* [What you are asked to do]:
In the data below, locate each line with the word "Royal" and list it.

------ Input ------

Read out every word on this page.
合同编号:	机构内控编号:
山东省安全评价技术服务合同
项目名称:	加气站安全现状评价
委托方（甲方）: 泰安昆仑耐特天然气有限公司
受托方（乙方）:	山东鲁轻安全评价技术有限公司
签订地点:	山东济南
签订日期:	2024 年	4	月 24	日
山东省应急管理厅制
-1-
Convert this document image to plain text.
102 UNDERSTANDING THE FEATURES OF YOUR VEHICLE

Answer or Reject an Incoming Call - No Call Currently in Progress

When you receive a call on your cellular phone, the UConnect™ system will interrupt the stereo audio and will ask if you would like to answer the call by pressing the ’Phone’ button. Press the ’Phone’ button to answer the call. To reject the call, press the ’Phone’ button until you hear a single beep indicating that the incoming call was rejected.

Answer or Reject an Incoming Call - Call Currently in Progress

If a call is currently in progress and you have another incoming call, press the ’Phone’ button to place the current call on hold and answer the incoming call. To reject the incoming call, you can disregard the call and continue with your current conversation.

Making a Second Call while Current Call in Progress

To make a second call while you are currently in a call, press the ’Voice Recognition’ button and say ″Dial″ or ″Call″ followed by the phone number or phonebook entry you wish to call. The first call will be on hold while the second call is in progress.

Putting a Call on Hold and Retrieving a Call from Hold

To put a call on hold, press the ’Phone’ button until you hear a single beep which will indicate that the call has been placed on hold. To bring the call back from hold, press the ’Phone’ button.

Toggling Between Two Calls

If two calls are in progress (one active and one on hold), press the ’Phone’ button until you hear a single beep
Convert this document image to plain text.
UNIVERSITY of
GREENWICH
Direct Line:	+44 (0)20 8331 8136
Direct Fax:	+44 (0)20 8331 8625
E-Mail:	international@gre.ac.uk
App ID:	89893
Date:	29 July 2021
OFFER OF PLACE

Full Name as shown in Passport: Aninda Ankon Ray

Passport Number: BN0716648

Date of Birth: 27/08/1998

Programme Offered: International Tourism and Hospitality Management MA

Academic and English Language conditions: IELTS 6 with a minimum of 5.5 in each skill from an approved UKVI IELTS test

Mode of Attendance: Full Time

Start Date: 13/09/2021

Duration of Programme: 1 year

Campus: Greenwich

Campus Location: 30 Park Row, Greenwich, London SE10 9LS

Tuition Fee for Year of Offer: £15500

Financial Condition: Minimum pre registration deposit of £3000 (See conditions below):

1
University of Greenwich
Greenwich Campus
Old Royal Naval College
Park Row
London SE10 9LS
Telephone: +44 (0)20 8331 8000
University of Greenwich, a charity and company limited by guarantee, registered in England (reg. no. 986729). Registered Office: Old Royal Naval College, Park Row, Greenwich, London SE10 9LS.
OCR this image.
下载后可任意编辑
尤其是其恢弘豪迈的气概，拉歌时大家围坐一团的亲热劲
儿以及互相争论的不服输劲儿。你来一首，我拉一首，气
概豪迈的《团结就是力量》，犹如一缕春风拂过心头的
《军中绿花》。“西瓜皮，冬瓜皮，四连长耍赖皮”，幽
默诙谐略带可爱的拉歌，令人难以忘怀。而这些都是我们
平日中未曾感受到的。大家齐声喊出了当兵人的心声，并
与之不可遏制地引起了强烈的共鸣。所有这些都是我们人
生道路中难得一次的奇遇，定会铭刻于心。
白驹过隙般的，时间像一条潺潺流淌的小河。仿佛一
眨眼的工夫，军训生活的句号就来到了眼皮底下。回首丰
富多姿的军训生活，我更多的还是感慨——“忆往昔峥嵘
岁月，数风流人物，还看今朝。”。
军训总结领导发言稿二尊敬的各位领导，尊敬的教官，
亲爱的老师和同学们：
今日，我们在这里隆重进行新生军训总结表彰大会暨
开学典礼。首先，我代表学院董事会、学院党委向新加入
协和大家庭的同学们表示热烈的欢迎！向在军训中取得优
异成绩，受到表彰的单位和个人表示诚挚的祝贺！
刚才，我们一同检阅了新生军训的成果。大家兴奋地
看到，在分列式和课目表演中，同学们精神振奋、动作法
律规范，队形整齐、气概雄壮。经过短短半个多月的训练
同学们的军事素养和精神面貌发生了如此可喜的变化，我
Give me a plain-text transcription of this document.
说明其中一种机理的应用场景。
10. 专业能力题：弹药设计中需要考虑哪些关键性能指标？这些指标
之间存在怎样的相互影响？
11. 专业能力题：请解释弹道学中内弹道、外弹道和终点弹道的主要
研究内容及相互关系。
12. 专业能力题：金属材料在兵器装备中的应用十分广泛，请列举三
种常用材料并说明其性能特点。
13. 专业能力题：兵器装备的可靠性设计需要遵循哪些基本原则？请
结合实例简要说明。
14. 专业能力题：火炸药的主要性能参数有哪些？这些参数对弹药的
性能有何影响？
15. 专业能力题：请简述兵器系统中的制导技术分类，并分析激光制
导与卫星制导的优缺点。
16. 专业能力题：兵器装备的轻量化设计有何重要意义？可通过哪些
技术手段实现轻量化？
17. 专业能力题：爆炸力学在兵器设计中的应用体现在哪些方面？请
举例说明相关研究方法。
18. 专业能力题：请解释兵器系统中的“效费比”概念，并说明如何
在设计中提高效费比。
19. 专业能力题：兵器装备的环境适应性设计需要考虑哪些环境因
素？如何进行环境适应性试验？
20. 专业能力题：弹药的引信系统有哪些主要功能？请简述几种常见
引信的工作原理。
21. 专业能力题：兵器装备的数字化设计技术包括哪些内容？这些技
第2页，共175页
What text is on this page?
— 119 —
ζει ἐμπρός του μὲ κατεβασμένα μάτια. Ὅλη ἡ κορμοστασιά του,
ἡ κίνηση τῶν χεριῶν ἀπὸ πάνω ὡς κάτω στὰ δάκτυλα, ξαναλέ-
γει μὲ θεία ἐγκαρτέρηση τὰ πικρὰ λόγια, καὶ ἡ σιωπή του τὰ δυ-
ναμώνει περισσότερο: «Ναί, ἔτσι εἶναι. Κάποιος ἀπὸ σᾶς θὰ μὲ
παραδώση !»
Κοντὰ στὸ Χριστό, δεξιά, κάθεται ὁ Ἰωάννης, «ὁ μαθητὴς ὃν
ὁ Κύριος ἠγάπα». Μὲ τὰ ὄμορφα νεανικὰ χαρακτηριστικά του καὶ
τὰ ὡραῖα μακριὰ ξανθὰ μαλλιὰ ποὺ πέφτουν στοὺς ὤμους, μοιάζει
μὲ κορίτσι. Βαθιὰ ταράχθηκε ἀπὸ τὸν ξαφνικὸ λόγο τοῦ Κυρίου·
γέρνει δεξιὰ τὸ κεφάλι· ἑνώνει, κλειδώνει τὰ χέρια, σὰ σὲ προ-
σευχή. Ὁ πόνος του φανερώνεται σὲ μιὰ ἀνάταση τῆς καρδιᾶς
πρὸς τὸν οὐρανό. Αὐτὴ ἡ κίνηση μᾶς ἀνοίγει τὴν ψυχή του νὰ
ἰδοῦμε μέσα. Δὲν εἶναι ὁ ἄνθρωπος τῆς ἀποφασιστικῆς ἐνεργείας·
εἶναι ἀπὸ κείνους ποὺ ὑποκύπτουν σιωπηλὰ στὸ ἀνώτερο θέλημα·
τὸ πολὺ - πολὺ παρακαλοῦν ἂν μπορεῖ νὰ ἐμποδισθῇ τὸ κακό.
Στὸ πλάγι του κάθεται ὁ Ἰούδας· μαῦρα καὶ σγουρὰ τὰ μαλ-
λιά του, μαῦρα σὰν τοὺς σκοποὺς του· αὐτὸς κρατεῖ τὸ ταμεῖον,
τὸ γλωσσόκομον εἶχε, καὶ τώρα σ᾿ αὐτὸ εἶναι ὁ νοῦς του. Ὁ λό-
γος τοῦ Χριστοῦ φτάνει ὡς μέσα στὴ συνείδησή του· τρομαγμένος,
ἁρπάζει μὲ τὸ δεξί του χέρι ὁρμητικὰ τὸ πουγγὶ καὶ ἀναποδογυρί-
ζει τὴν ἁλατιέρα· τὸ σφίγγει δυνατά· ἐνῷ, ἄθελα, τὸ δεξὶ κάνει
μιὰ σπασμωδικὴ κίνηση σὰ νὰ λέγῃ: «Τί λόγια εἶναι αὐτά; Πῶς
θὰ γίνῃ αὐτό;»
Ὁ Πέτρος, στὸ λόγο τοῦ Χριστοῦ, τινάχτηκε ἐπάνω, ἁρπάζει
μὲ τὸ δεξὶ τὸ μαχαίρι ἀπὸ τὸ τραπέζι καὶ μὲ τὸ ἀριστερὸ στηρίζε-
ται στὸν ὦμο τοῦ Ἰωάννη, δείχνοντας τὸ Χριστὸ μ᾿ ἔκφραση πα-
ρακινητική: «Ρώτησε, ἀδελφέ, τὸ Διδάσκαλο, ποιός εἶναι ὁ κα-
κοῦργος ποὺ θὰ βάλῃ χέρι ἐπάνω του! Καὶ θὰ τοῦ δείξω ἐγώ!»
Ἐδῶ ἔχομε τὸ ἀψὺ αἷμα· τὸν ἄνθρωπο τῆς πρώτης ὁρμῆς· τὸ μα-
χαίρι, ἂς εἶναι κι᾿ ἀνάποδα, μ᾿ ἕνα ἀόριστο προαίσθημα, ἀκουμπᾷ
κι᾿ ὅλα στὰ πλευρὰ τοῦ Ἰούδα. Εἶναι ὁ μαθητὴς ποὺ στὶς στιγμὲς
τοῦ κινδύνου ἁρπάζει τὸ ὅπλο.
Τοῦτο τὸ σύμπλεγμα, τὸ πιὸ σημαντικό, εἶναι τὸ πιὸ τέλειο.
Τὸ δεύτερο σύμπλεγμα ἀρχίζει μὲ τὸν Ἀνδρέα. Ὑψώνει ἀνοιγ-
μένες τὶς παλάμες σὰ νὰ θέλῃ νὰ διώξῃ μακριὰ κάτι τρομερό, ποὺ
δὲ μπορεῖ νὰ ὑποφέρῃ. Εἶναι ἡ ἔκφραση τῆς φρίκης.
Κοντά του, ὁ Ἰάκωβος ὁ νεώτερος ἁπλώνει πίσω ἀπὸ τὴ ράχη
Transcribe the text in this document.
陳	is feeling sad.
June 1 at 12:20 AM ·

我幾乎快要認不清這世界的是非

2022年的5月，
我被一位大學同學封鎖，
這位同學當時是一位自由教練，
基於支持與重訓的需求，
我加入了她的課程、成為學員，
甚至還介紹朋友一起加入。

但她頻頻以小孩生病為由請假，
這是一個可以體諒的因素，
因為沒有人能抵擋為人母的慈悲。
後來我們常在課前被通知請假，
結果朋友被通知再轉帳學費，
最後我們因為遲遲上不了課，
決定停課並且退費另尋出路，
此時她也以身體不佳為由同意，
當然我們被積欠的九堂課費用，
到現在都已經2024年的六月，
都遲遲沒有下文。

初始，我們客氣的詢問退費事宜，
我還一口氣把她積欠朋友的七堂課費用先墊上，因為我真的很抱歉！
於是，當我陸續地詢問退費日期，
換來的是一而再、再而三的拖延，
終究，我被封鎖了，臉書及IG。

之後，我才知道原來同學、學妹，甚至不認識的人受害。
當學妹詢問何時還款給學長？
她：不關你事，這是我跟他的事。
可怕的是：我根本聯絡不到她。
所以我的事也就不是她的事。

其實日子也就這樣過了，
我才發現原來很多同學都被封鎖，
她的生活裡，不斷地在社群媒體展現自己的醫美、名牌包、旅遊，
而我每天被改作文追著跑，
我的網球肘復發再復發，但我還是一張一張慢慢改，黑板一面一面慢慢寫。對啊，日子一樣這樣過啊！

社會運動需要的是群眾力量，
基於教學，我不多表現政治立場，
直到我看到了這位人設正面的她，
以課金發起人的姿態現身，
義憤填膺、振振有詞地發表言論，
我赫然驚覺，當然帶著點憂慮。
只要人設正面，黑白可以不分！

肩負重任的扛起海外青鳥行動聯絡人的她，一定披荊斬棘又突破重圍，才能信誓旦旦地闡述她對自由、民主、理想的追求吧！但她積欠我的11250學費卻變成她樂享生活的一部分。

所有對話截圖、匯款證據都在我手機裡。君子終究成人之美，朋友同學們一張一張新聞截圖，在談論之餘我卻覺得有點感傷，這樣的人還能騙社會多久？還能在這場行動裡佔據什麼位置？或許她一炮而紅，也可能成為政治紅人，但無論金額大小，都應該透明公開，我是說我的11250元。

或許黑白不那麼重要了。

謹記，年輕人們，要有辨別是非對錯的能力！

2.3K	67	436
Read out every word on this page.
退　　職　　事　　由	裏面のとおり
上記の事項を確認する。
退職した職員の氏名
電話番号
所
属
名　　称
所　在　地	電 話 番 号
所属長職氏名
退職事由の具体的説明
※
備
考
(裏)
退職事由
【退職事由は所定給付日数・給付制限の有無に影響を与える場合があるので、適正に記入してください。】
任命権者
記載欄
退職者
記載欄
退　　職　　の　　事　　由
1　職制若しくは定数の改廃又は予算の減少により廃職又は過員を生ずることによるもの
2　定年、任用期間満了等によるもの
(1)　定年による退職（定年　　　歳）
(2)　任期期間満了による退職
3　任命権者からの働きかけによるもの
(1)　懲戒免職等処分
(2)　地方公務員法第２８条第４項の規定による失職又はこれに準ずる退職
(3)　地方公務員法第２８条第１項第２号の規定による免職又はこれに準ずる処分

------

* [Solved problem]:
Old Royal Naval College
University of Greenwich, a charity and company limited by guarantee, registered in England (reg. no. 986729). Registered Office: Old Royal Naval College, Park Row, Greenwich, London SE10 9LS.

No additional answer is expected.